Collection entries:

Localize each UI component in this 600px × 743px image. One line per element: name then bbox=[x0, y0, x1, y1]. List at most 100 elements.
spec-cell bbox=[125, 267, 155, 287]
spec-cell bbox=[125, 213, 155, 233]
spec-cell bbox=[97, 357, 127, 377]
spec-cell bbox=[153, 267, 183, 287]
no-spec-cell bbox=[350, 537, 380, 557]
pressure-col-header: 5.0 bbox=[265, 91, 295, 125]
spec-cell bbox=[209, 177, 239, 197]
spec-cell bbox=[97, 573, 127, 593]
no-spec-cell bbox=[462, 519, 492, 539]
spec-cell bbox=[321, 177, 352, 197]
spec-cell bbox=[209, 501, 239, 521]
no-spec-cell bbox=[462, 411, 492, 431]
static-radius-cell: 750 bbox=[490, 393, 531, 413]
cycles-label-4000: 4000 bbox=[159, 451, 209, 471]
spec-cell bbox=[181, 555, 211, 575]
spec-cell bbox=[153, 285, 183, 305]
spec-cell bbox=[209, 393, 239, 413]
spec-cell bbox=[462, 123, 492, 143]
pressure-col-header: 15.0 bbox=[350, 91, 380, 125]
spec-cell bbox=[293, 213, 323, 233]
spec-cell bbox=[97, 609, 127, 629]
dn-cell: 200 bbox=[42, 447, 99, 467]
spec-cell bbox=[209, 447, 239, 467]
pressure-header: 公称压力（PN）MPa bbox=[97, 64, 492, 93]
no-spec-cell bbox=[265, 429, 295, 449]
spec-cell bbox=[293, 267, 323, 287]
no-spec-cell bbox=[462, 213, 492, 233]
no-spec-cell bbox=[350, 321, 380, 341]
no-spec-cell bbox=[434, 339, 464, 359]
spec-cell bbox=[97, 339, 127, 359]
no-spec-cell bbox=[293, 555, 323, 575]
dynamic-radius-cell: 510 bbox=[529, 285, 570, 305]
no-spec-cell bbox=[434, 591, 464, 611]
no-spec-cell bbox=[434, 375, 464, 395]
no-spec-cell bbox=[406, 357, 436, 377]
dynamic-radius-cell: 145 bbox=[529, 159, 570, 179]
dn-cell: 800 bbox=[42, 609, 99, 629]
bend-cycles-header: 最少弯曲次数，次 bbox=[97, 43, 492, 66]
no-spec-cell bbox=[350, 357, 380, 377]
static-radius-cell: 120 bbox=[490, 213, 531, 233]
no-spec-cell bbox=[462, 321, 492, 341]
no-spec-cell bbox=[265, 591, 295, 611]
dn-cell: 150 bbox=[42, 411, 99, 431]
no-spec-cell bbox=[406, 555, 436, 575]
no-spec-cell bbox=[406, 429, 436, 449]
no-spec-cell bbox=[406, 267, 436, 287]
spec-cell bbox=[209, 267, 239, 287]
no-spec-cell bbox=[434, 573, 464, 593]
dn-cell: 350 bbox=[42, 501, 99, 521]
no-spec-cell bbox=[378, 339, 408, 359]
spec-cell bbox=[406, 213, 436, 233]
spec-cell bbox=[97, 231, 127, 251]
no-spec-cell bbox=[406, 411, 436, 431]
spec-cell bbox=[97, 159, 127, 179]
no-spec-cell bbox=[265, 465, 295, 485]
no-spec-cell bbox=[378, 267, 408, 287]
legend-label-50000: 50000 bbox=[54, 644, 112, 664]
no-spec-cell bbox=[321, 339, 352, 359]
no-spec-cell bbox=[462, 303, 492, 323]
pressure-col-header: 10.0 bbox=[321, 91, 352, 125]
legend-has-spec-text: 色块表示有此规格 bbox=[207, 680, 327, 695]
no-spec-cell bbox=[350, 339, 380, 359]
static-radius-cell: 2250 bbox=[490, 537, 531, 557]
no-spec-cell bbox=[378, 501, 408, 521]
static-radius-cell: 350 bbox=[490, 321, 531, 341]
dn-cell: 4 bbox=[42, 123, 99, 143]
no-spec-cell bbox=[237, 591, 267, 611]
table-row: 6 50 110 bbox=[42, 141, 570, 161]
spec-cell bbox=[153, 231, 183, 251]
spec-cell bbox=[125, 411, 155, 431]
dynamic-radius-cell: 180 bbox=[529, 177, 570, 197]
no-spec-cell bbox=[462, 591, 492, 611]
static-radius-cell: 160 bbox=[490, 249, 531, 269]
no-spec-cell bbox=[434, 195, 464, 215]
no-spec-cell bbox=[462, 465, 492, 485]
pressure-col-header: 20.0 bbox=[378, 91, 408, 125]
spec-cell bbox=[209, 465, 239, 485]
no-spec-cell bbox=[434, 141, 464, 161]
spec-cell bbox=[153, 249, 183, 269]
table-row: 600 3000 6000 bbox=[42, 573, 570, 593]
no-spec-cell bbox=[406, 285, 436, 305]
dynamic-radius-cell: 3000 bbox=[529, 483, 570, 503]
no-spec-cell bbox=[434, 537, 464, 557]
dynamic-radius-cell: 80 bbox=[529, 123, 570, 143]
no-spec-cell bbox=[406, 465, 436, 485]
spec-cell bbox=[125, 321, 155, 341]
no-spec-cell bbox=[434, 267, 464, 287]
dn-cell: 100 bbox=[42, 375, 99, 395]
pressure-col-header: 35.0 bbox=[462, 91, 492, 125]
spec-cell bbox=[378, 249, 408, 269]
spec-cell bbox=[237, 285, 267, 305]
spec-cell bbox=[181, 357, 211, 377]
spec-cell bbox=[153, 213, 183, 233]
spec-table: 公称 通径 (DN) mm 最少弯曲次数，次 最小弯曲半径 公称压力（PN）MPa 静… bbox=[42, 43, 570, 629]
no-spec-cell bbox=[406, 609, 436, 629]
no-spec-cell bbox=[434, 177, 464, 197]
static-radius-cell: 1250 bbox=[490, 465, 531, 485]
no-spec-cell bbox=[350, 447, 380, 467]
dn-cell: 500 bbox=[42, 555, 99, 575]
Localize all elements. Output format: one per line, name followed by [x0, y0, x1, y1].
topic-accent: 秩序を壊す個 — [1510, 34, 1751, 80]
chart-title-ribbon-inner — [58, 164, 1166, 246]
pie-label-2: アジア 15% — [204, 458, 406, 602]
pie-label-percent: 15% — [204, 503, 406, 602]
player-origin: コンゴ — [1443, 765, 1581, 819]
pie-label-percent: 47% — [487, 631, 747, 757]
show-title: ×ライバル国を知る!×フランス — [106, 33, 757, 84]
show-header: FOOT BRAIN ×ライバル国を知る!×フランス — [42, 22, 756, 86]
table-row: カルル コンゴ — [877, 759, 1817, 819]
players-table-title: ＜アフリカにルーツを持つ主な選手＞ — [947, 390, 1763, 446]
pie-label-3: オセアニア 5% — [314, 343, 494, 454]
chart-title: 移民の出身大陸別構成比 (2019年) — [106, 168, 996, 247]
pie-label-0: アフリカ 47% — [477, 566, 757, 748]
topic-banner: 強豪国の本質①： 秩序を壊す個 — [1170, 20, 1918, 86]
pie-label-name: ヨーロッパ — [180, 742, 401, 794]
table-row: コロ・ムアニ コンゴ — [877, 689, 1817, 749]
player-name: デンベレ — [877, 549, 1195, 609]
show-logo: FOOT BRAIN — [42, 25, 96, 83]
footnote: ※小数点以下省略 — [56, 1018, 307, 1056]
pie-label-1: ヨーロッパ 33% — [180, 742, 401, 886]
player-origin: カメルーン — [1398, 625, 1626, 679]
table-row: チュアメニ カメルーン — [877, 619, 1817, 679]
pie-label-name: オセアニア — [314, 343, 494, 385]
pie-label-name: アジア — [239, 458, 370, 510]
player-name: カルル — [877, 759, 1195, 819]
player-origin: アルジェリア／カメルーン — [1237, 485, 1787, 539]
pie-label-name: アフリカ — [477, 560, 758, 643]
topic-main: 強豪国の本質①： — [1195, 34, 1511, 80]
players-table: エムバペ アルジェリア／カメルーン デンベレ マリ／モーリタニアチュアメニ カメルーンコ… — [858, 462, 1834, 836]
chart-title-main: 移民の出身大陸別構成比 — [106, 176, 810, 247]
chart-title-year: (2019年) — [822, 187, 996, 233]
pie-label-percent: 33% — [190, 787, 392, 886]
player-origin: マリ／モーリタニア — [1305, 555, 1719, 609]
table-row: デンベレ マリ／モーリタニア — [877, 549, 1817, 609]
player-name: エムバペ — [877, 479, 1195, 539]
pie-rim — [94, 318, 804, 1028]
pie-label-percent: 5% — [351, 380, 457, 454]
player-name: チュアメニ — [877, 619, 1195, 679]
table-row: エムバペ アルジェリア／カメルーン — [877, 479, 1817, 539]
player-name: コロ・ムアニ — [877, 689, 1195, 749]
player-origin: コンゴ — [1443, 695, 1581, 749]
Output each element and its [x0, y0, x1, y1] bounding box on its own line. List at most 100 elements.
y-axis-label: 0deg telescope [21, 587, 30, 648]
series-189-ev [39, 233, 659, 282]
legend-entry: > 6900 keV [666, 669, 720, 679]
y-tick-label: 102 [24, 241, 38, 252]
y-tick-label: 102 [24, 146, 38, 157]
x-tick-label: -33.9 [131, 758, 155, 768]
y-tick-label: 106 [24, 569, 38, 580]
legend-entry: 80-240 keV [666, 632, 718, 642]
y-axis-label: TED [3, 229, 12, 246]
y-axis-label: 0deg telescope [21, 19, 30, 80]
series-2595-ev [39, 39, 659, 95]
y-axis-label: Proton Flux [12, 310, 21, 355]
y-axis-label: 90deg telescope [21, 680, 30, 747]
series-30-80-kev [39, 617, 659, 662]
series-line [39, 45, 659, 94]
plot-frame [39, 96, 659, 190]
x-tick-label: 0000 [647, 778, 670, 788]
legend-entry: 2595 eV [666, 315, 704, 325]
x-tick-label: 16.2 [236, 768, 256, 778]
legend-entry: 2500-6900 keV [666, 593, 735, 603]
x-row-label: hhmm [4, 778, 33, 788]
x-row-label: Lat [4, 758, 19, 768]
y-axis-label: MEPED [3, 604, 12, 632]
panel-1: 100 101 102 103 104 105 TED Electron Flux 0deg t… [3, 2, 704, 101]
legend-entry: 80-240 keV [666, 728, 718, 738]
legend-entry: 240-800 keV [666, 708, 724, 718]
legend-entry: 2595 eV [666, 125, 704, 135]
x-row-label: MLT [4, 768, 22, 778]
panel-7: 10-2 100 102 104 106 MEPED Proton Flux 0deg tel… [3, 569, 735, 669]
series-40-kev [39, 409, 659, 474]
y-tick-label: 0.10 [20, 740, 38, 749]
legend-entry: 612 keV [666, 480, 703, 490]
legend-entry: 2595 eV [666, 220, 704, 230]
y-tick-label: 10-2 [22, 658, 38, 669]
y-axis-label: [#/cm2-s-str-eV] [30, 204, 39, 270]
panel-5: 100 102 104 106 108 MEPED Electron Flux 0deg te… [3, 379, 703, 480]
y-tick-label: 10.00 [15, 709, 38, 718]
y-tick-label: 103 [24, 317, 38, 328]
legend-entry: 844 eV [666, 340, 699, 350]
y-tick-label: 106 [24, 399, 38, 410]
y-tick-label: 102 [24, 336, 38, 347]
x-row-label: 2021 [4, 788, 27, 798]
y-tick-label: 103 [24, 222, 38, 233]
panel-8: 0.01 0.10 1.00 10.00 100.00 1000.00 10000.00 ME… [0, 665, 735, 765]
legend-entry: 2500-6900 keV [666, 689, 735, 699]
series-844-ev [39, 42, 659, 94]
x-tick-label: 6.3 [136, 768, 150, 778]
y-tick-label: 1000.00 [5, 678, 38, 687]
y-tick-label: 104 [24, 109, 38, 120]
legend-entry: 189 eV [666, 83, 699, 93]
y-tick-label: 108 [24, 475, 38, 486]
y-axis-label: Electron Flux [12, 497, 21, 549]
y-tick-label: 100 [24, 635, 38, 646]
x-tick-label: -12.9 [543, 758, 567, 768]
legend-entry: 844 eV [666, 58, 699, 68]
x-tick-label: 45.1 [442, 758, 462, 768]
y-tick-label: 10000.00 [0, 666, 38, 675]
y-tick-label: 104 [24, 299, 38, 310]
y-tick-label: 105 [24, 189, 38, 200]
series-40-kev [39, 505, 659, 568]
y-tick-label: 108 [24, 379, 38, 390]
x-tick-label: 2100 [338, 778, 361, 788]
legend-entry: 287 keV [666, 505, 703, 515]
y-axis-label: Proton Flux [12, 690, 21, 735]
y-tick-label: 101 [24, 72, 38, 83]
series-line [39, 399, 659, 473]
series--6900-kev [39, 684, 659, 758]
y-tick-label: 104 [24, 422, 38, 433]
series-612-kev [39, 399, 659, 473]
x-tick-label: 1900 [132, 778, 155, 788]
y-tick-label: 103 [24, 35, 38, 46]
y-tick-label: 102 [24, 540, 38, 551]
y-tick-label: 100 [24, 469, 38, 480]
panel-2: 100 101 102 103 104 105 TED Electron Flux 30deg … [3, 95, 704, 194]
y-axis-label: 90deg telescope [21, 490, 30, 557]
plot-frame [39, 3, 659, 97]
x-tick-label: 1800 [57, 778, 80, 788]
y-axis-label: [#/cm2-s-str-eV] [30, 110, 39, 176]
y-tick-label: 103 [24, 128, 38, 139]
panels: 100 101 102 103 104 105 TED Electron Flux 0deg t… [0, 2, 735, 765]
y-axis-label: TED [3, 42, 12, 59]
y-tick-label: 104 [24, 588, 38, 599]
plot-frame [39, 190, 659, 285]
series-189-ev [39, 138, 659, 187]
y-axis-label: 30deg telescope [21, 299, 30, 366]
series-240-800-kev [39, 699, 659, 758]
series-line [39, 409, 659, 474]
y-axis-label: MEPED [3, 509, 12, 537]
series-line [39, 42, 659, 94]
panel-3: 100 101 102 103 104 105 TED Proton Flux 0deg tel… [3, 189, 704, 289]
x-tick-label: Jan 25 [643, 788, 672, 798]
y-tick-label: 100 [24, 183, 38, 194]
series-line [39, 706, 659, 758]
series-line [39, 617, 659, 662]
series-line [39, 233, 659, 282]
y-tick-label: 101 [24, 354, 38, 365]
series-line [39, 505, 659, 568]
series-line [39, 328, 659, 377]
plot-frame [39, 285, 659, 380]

■ **TO BE DONE**
Could you turn the rows, starting at the very first line and ending with the line that contains "spec-cell bbox=[209, 447, 239, 467]" (both included), into a JSON list of strings with one string per line and blank lines left out?

■ **WORKED SOLUTION**
[
  "Localize each UI component in this 600px × 743px image. One line per element: name then bbox=[x0, y0, x1, y1]. List at most 100 elements.",
  "spec-cell bbox=[125, 267, 155, 287]",
  "spec-cell bbox=[125, 213, 155, 233]",
  "spec-cell bbox=[97, 357, 127, 377]",
  "spec-cell bbox=[153, 267, 183, 287]",
  "no-spec-cell bbox=[350, 537, 380, 557]",
  "pressure-col-header: 5.0 bbox=[265, 91, 295, 125]",
  "spec-cell bbox=[209, 177, 239, 197]",
  "spec-cell bbox=[97, 573, 127, 593]",
  "no-spec-cell bbox=[462, 519, 492, 539]",
  "spec-cell bbox=[321, 177, 352, 197]",
  "spec-cell bbox=[209, 501, 239, 521]",
  "no-spec-cell bbox=[462, 411, 492, 431]",
  "static-radius-cell: 750 bbox=[490, 393, 531, 413]",
  "cycles-label-4000: 4000 bbox=[159, 451, 209, 471]",
  "spec-cell bbox=[181, 555, 211, 575]",
  "spec-cell bbox=[153, 285, 183, 305]",
  "spec-cell bbox=[209, 393, 239, 413]",
  "spec-cell bbox=[462, 123, 492, 143]",
  "pressure-col-header: 15.0 bbox=[350, 91, 380, 125]",
  "spec-cell bbox=[293, 213, 323, 233]",
  "spec-cell bbox=[97, 609, 127, 629]",
  "dn-cell: 200 bbox=[42, 447, 99, 467]",
  "spec-cell bbox=[209, 447, 239, 467]"
]